── Supplied material

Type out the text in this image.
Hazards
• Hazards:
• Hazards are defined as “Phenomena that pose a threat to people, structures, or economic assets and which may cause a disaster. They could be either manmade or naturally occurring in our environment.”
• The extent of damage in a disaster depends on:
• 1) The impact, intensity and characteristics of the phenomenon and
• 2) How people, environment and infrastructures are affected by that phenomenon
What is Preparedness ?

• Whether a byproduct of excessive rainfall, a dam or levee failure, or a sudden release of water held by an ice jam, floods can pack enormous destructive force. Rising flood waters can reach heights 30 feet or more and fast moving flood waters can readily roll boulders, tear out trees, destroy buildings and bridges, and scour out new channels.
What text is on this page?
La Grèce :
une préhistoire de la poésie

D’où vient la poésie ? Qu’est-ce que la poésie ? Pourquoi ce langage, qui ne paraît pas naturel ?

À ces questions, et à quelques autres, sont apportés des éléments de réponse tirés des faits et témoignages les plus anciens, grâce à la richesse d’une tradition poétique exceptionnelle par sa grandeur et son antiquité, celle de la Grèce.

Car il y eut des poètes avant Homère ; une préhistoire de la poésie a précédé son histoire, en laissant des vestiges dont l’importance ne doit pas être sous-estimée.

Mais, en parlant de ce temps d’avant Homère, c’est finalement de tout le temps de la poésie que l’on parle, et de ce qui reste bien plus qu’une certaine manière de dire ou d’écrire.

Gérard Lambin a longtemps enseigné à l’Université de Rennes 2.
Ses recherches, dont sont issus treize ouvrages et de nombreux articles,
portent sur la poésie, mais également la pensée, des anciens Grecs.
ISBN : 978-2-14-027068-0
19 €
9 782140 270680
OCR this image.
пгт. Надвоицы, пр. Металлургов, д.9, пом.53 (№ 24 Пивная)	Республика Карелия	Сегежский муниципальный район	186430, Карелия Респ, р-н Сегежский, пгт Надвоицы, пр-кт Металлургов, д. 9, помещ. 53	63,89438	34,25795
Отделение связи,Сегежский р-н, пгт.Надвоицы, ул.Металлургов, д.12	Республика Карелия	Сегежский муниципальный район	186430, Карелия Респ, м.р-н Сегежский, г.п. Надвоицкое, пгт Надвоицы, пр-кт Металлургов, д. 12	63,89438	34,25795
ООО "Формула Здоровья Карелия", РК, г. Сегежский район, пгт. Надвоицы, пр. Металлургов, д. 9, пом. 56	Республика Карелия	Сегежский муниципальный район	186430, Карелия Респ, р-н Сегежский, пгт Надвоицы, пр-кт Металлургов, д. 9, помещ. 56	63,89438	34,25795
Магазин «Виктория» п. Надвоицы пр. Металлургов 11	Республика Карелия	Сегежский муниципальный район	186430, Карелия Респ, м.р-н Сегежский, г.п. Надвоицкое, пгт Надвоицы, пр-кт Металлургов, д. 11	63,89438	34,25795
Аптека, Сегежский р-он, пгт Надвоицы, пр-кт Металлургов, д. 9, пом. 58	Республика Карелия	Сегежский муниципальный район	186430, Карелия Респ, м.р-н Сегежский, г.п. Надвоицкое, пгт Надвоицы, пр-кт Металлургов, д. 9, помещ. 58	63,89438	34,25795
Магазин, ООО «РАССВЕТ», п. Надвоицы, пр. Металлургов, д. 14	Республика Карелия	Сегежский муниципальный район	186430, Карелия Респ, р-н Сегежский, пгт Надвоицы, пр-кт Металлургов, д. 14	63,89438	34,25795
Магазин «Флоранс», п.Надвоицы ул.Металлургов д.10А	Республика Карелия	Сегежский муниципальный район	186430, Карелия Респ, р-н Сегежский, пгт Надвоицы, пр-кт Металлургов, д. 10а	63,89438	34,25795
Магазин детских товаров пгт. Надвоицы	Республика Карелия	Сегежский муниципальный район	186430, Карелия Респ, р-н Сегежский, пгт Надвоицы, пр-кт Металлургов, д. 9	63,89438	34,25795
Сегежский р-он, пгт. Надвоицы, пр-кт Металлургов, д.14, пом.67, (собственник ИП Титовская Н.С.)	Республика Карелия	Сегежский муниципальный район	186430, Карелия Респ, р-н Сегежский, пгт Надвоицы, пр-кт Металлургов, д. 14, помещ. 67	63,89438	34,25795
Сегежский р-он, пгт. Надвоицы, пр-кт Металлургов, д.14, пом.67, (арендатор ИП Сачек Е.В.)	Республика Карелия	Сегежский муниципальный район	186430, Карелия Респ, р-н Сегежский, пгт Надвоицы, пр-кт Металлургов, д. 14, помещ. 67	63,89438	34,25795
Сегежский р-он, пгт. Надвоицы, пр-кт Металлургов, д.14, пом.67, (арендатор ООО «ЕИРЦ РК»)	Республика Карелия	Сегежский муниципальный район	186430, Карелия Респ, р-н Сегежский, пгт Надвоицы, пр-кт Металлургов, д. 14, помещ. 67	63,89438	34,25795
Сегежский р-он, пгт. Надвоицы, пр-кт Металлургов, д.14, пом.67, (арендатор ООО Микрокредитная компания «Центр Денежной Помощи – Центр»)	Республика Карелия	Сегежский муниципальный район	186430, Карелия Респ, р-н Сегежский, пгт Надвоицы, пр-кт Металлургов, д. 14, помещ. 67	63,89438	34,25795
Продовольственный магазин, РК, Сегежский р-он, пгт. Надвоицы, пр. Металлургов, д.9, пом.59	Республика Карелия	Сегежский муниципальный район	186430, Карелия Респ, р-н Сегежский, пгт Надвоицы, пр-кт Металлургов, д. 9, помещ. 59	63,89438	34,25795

────

■ **Exercise directions**
Restate the listing in full, word for word.

■ **The result**
Type out the text in this image.
Hazards
• Hazards:
• Hazards are defined as “Phenomena that pose a threat to people, structures, or economic assets and which may cause a disaster. They could be either manmade or naturally occurring in our environment.”
• The extent of damage in a disaster depends on:
• 1) The impact, intensity and characteristics of the phenomenon and
• 2) How people, environment and infrastructures are affected by that phenomenon
What is Preparedness ?

• Whether a byproduct of excessive rainfall, a dam or levee failure, or a sudden release of water held by an ice jam, floods can pack enormous destructive force. Rising flood waters can reach heights 30 feet or more and fast moving flood waters can readily roll boulders, tear out trees, destroy buildings and bridges, and scour out new channels.
What text is on this page?
La Grèce :
une préhistoire de la poésie

D’où vient la poésie ? Qu’est-ce que la poésie ? Pourquoi ce langage, qui ne paraît pas naturel ?

À ces questions, et à quelques autres, sont apportés des éléments de réponse tirés des faits et témoignages les plus anciens, grâce à la richesse d’une tradition poétique exceptionnelle par sa grandeur et son antiquité, celle de la Grèce.

Car il y eut des poètes avant Homère ; une préhistoire de la poésie a précédé son histoire, en laissant des vestiges dont l’importance ne doit pas être sous-estimée.

Mais, en parlant de ce temps d’avant Homère, c’est finalement de tout le temps de la poésie que l’on parle, et de ce qui reste bien plus qu’une certaine manière de dire ou d’écrire.

Gérard Lambin a longtemps enseigné à l’Université de Rennes 2.
Ses recherches, dont sont issus treize ouvrages et de nombreux articles,
portent sur la poésie, mais également la pensée, des anciens Grecs.
ISBN : 978-2-14-027068-0
19 €
9 782140 270680
OCR this image.
пгт. Надвоицы, пр. Металлургов, д.9, пом.53 (№ 24 Пивная)	Республика Карелия	Сегежский муниципальный район	186430, Карелия Респ, р-н Сегежский, пгт Надвоицы, пр-кт Металлургов, д. 9, помещ. 53	63,89438	34,25795
Отделение связи,Сегежский р-н, пгт.Надвоицы, ул.Металлургов, д.12	Республика Карелия	Сегежский муниципальный район	186430, Карелия Респ, м.р-н Сегежский, г.п. Надвоицкое, пгт Надвоицы, пр-кт Металлургов, д. 12	63,89438	34,25795
ООО "Формула Здоровья Карелия", РК, г. Сегежский район, пгт. Надвоицы, пр. Металлургов, д. 9, пом. 56	Республика Карелия	Сегежский муниципальный район	186430, Карелия Респ, р-н Сегежский, пгт Надвоицы, пр-кт Металлургов, д. 9, помещ. 56	63,89438	34,25795
Магазин «Виктория» п. Надвоицы пр. Металлургов 11	Республика Карелия	Сегежский муниципальный район	186430, Карелия Респ, м.р-н Сегежский, г.п. Надвоицкое, пгт Надвоицы, пр-кт Металлургов, д. 11	63,89438	34,25795
Аптека, Сегежский р-он, пгт Надвоицы, пр-кт Металлургов, д. 9, пом. 58	Республика Карелия	Сегежский муниципальный район	186430, Карелия Респ, м.р-н Сегежский, г.п. Надвоицкое, пгт Надвоицы, пр-кт Металлургов, д. 9, помещ. 58	63,89438	34,25795
Магазин, ООО «РАССВЕТ», п. Надвоицы, пр. Металлургов, д. 14	Республика Карелия	Сегежский муниципальный район	186430, Карелия Респ, р-н Сегежский, пгт Надвоицы, пр-кт Металлургов, д. 14	63,89438	34,25795
Магазин «Флоранс», п.Надвоицы ул.Металлургов д.10А	Республика Карелия	Сегежский муниципальный район	186430, Карелия Респ, р-н Сегежский, пгт Надвоицы, пр-кт Металлургов, д. 10а	63,89438	34,25795
Магазин детских товаров пгт. Надвоицы	Республика Карелия	Сегежский муниципальный район	186430, Карелия Респ, р-н Сегежский, пгт Надвоицы, пр-кт Металлургов, д. 9	63,89438	34,25795
Сегежский р-он, пгт. Надвоицы, пр-кт Металлургов, д.14, пом.67, (собственник ИП Титовская Н.С.)	Республика Карелия	Сегежский муниципальный район	186430, Карелия Респ, р-н Сегежский, пгт Надвоицы, пр-кт Металлургов, д. 14, помещ. 67	63,89438	34,25795
Сегежский р-он, пгт. Надвоицы, пр-кт Металлургов, д.14, пом.67, (арендатор ИП Сачек Е.В.)	Республика Карелия	Сегежский муниципальный район	186430, Карелия Респ, р-н Сегежский, пгт Надвоицы, пр-кт Металлургов, д. 14, помещ. 67	63,89438	34,25795
Сегежский р-он, пгт. Надвоицы, пр-кт Металлургов, д.14, пом.67, (арендатор ООО «ЕИРЦ РК»)	Республика Карелия	Сегежский муниципальный район	186430, Карелия Респ, р-н Сегежский, пгт Надвоицы, пр-кт Металлургов, д. 14, помещ. 67	63,89438	34,25795
Сегежский р-он, пгт. Надвоицы, пр-кт Металлургов, д.14, пом.67, (арендатор ООО Микрокредитная компания «Центр Денежной Помощи – Центр»)	Республика Карелия	Сегежский муниципальный район	186430, Карелия Респ, р-н Сегежский, пгт Надвоицы, пр-кт Металлургов, д. 14, помещ. 67	63,89438	34,25795
Продовольственный магазин, РК, Сегежский р-он, пгт. Надвоицы, пр. Металлургов, д.9, пом.59	Республика Карелия	Сегежский муниципальный район	186430, Карелия Респ, р-н Сегежский, пгт Надвоицы, пр-кт Металлургов, д. 9, помещ. 59	63,89438	34,25795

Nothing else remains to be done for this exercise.